>> BEGIN INFORMATION SHOWN

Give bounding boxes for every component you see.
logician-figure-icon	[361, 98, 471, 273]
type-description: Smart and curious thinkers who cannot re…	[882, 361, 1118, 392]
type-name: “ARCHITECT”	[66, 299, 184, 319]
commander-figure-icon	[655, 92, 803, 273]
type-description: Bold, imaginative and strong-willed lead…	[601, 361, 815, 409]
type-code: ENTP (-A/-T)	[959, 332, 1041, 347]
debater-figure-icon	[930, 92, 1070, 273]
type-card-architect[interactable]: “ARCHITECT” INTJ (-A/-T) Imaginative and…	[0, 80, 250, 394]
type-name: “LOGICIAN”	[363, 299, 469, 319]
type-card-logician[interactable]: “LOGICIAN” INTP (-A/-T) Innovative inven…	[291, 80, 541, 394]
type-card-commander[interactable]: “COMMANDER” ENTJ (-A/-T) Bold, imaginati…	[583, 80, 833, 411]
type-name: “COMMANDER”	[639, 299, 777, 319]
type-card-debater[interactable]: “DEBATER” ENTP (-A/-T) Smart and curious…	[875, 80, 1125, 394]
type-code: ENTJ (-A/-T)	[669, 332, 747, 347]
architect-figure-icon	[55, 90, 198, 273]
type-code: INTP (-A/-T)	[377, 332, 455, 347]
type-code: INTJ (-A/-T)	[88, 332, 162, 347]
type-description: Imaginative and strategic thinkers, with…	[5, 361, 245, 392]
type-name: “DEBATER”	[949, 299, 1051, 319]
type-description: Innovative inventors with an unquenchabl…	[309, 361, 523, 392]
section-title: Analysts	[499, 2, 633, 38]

>> END INFORMATION SHOWN

Turn the data above into a numbered list with blank lines omitted, starting at the first line and stopping after the line that contains "299, 777, 319]".

__TASK RESPONSE__
1. Give bounding boxes for every component you see.
2. logician-figure-icon	[361, 98, 471, 273]
3. type-description: Smart and curious thinkers who cannot re…	[882, 361, 1118, 392]
4. type-name: “ARCHITECT”	[66, 299, 184, 319]
5. commander-figure-icon	[655, 92, 803, 273]
6. type-description: Bold, imaginative and strong-willed lead…	[601, 361, 815, 409]
7. type-code: ENTP (-A/-T)	[959, 332, 1041, 347]
8. debater-figure-icon	[930, 92, 1070, 273]
9. type-card-architect[interactable]: “ARCHITECT” INTJ (-A/-T) Imaginative and…	[0, 80, 250, 394]
10. type-name: “LOGICIAN”	[363, 299, 469, 319]
11. type-card-logician[interactable]: “LOGICIAN” INTP (-A/-T) Innovative inven…	[291, 80, 541, 394]
12. type-card-commander[interactable]: “COMMANDER” ENTJ (-A/-T) Bold, imaginati…	[583, 80, 833, 411]
13. type-name: “COMMANDER”	[639, 299, 777, 319]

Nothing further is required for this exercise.